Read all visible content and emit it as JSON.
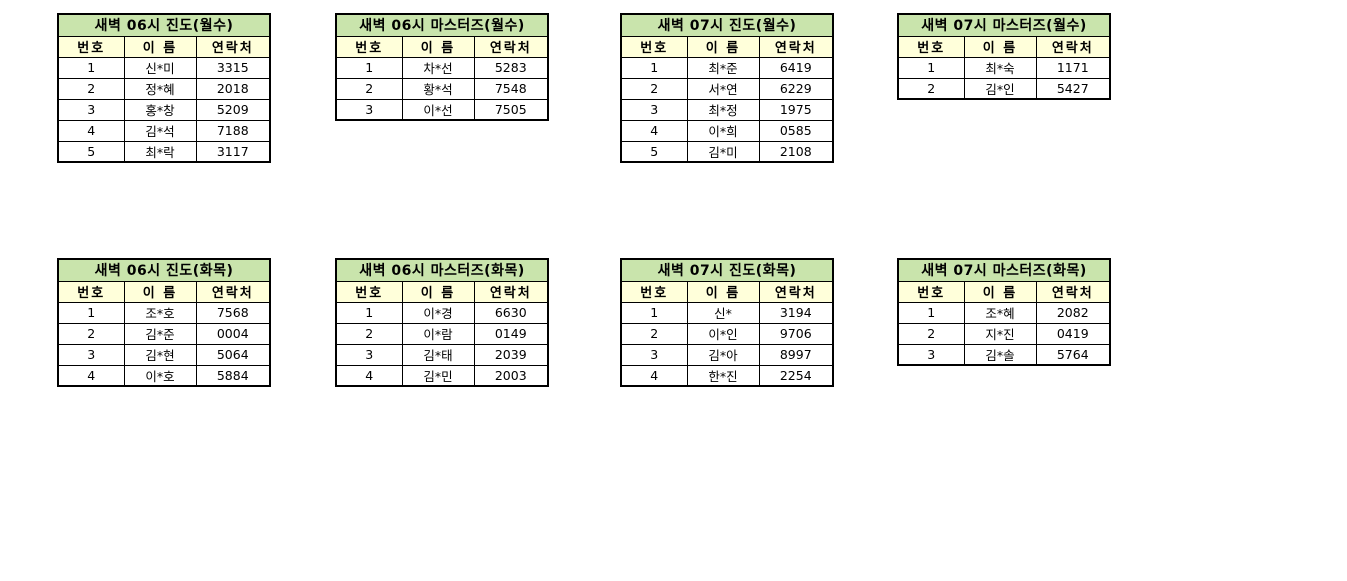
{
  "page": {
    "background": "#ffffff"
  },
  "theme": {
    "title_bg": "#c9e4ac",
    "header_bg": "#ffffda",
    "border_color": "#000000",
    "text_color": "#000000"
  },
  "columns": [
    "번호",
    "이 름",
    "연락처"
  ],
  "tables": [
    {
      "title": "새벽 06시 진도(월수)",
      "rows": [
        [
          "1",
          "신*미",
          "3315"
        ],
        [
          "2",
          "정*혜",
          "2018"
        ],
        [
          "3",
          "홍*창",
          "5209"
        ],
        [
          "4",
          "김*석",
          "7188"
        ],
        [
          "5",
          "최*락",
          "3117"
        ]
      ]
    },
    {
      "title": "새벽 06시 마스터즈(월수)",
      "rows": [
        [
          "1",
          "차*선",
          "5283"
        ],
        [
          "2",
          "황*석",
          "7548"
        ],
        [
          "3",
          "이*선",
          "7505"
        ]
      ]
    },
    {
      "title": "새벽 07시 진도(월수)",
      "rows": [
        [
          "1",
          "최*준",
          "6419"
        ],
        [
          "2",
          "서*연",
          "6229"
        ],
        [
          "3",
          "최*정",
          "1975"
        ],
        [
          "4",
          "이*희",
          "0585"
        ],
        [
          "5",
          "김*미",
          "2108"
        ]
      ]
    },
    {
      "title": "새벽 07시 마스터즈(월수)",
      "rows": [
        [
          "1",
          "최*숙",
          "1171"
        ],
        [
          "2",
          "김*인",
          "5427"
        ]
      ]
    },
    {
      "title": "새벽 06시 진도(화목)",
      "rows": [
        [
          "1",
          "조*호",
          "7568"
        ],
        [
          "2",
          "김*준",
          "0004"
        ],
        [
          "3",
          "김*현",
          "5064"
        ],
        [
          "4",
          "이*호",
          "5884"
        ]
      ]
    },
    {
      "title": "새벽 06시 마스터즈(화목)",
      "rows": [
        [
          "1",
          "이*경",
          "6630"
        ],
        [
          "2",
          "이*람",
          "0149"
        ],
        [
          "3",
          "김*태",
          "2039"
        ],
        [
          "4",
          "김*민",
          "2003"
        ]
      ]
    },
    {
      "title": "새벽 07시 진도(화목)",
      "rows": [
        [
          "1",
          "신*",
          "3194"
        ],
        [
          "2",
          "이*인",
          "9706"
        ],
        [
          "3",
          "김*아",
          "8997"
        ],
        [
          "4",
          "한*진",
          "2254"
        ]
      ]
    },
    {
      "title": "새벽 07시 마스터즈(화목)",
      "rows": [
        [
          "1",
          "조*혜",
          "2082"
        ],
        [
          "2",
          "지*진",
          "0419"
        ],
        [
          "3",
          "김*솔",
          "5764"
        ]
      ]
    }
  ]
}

**EXERCISE**. Drop the images and quote the entries word for word.

**SOLUTION FOR THIS PROBLEM**.
Read all visible content and emit it as JSON.
{
  "page": {
    "background": "#ffffff"
  },
  "theme": {
    "title_bg": "#c9e4ac",
    "header_bg": "#ffffda",
    "border_color": "#000000",
    "text_color": "#000000"
  },
  "columns": [
    "번호",
    "이 름",
    "연락처"
  ],
  "tables": [
    {
      "title": "새벽 06시 진도(월수)",
      "rows": [
        [
          "1",
          "신*미",
          "3315"
        ],
        [
          "2",
          "정*혜",
          "2018"
        ],
        [
          "3",
          "홍*창",
          "5209"
        ],
        [
          "4",
          "김*석",
          "7188"
        ],
        [
          "5",
          "최*락",
          "3117"
        ]
      ]
    },
    {
      "title": "새벽 06시 마스터즈(월수)",
      "rows": [
        [
          "1",
          "차*선",
          "5283"
        ],
        [
          "2",
          "황*석",
          "7548"
        ],
        [
          "3",
          "이*선",
          "7505"
        ]
      ]
    },
    {
      "title": "새벽 07시 진도(월수)",
      "rows": [
        [
          "1",
          "최*준",
          "6419"
        ],
        [
          "2",
          "서*연",
          "6229"
        ],
        [
          "3",
          "최*정",
          "1975"
        ],
        [
          "4",
          "이*희",
          "0585"
        ],
        [
          "5",
          "김*미",
          "2108"
        ]
      ]
    },
    {
      "title": "새벽 07시 마스터즈(월수)",
      "rows": [
        [
          "1",
          "최*숙",
          "1171"
        ],
        [
          "2",
          "김*인",
          "5427"
        ]
      ]
    },
    {
      "title": "새벽 06시 진도(화목)",
      "rows": [
        [
          "1",
          "조*호",
          "7568"
        ],
        [
          "2",
          "김*준",
          "0004"
        ],
        [
          "3",
          "김*현",
          "5064"
        ],
        [
          "4",
          "이*호",
          "5884"
        ]
      ]
    },
    {
      "title": "새벽 06시 마스터즈(화목)",
      "rows": [
        [
          "1",
          "이*경",
          "6630"
        ],
        [
          "2",
          "이*람",
          "0149"
        ],
        [
          "3",
          "김*태",
          "2039"
        ],
        [
          "4",
          "김*민",
          "2003"
        ]
      ]
    },
    {
      "title": "새벽 07시 진도(화목)",
      "rows": [
        [
          "1",
          "신*",
          "3194"
        ],
        [
          "2",
          "이*인",
          "9706"
        ],
        [
          "3",
          "김*아",
          "8997"
        ],
        [
          "4",
          "한*진",
          "2254"
        ]
      ]
    },
    {
      "title": "새벽 07시 마스터즈(화목)",
      "rows": [
        [
          "1",
          "조*혜",
          "2082"
        ],
        [
          "2",
          "지*진",
          "0419"
        ],
        [
          "3",
          "김*솔",
          "5764"
        ]
      ]
    }
  ]
}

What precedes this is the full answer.